■ Records for the exercise:
==================================================
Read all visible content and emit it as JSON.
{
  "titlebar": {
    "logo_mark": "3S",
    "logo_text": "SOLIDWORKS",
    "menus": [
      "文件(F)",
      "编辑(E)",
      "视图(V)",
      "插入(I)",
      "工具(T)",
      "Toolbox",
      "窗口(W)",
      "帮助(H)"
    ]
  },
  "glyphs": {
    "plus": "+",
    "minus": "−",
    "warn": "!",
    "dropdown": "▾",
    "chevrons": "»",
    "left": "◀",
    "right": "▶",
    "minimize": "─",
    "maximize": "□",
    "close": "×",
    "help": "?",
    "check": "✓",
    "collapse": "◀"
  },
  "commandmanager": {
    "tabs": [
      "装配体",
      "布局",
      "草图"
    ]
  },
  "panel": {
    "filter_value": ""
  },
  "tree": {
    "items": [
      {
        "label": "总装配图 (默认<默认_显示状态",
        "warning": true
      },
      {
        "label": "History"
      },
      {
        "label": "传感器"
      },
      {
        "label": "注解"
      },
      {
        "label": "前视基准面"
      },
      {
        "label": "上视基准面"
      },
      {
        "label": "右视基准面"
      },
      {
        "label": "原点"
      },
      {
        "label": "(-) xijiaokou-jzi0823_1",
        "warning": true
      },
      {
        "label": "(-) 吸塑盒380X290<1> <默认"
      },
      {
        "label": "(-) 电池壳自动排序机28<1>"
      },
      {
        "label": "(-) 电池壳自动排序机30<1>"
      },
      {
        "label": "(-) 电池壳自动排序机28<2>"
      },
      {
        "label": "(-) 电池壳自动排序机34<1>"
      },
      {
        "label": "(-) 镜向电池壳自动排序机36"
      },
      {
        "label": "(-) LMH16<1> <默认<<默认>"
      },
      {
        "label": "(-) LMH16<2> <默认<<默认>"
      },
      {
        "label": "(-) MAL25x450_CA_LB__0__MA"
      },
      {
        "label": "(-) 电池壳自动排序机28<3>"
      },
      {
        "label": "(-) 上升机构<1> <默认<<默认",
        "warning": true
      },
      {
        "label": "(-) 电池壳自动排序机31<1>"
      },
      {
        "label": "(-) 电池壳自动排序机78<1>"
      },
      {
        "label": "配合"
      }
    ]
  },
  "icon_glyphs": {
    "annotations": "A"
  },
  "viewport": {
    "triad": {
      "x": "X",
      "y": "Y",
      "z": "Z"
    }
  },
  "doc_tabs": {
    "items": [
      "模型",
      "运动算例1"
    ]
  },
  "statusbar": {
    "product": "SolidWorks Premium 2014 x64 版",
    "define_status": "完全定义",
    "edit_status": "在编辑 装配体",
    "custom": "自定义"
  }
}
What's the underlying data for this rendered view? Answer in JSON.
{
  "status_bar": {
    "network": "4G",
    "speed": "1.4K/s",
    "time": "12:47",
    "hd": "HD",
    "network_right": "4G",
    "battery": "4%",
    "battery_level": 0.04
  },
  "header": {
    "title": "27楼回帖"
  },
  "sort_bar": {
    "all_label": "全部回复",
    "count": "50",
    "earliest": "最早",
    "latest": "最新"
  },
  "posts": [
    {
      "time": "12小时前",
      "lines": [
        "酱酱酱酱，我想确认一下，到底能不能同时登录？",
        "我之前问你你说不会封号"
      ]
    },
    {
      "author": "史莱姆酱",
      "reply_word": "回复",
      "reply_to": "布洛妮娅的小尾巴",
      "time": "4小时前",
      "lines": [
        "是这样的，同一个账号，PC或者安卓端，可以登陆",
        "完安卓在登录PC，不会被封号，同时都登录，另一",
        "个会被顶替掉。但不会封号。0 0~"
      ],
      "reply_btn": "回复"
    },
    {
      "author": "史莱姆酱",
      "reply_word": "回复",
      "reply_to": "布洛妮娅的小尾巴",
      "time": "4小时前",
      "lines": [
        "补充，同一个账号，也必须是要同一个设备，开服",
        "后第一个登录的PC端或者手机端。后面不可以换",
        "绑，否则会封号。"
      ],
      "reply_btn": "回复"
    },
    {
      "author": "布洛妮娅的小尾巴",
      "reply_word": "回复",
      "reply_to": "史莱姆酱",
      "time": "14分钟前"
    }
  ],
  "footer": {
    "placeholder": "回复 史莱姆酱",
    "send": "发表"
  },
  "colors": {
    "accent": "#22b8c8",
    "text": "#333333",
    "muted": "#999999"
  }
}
==================================================
■ Stated goal:
Copy out the whole listing exactly.

■ Exercise answer:
Read all visible content and emit it as JSON.
{
  "titlebar": {
    "logo_mark": "3S",
    "logo_text": "SOLIDWORKS",
    "menus": [
      "文件(F)",
      "编辑(E)",
      "视图(V)",
      "插入(I)",
      "工具(T)",
      "Toolbox",
      "窗口(W)",
      "帮助(H)"
    ]
  },
  "glyphs": {
    "plus": "+",
    "minus": "−",
    "warn": "!",
    "dropdown": "▾",
    "chevrons": "»",
    "left": "◀",
    "right": "▶",
    "minimize": "─",
    "maximize": "□",
    "close": "×",
    "help": "?",
    "check": "✓",
    "collapse": "◀"
  },
  "commandmanager": {
    "tabs": [
      "装配体",
      "布局",
      "草图"
    ]
  },
  "panel": {
    "filter_value": ""
  },
  "tree": {
    "items": [
      {
        "label": "总装配图 (默认<默认_显示状态",
        "warning": true
      },
      {
        "label": "History"
      },
      {
        "label": "传感器"
      },
      {
        "label": "注解"
      },
      {
        "label": "前视基准面"
      },
      {
        "label": "上视基准面"
      },
      {
        "label": "右视基准面"
      },
      {
        "label": "原点"
      },
      {
        "label": "(-) xijiaokou-jzi0823_1",
        "warning": true
      },
      {
        "label": "(-) 吸塑盒380X290<1> <默认"
      },
      {
        "label": "(-) 电池壳自动排序机28<1>"
      },
      {
        "label": "(-) 电池壳自动排序机30<1>"
      },
      {
        "label": "(-) 电池壳自动排序机28<2>"
      },
      {
        "label": "(-) 电池壳自动排序机34<1>"
      },
      {
        "label": "(-) 镜向电池壳自动排序机36"
      },
      {
        "label": "(-) LMH16<1> <默认<<默认>"
      },
      {
        "label": "(-) LMH16<2> <默认<<默认>"
      },
      {
        "label": "(-) MAL25x450_CA_LB__0__MA"
      },
      {
        "label": "(-) 电池壳自动排序机28<3>"
      },
      {
        "label": "(-) 上升机构<1> <默认<<默认",
        "warning": true
      },
      {
        "label": "(-) 电池壳自动排序机31<1>"
      },
      {
        "label": "(-) 电池壳自动排序机78<1>"
      },
      {
        "label": "配合"
      }
    ]
  },
  "icon_glyphs": {
    "annotations": "A"
  },
  "viewport": {
    "triad": {
      "x": "X",
      "y": "Y",
      "z": "Z"
    }
  },
  "doc_tabs": {
    "items": [
      "模型",
      "运动算例1"
    ]
  },
  "statusbar": {
    "product": "SolidWorks Premium 2014 x64 版",
    "define_status": "完全定义",
    "edit_status": "在编辑 装配体",
    "custom": "自定义"
  }
}
What's the underlying data for this rendered view? Answer in JSON.
{
  "status_bar": {
    "network": "4G",
    "speed": "1.4K/s",
    "time": "12:47",
    "hd": "HD",
    "network_right": "4G",
    "battery": "4%",
    "battery_level": 0.04
  },
  "header": {
    "title": "27楼回帖"
  },
  "sort_bar": {
    "all_label": "全部回复",
    "count": "50",
    "earliest": "最早",
    "latest": "最新"
  },
  "posts": [
    {
      "time": "12小时前",
      "lines": [
        "酱酱酱酱，我想确认一下，到底能不能同时登录？",
        "我之前问你你说不会封号"
      ]
    },
    {
      "author": "史莱姆酱",
      "reply_word": "回复",
      "reply_to": "布洛妮娅的小尾巴",
      "time": "4小时前",
      "lines": [
        "是这样的，同一个账号，PC或者安卓端，可以登陆",
        "完安卓在登录PC，不会被封号，同时都登录，另一",
        "个会被顶替掉。但不会封号。0 0~"
      ],
      "reply_btn": "回复"
    },
    {
      "author": "史莱姆酱",
      "reply_word": "回复",
      "reply_to": "布洛妮娅的小尾巴",
      "time": "4小时前",
      "lines": [
        "补充，同一个账号，也必须是要同一个设备，开服",
        "后第一个登录的PC端或者手机端。后面不可以换",
        "绑，否则会封号。"
      ],
      "reply_btn": "回复"
    },
    {
      "author": "布洛妮娅的小尾巴",
      "reply_word": "回复",
      "reply_to": "史莱姆酱",
      "time": "14分钟前"
    }
  ],
  "footer": {
    "placeholder": "回复 史莱姆酱",
    "send": "发表"
  },
  "colors": {
    "accent": "#22b8c8",
    "text": "#333333",
    "muted": "#999999"
  }
}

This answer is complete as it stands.